#### [Stated exercise]
Filter the entries that follow, copying every line in which the word "助力新学期" appears.

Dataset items
____________

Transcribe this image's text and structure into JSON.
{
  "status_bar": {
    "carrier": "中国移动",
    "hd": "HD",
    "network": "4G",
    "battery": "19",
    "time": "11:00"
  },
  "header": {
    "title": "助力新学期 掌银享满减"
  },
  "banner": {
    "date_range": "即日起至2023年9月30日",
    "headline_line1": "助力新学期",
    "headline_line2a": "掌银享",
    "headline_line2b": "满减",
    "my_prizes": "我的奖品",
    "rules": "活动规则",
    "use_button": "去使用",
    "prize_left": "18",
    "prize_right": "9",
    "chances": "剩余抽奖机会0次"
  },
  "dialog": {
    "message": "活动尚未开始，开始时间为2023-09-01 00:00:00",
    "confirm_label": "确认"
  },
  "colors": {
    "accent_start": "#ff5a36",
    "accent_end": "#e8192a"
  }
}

____________

#### [Response to the exercise]
    "title": "助力新学期 掌银享满减"
    "headline_line1": "助力新学期",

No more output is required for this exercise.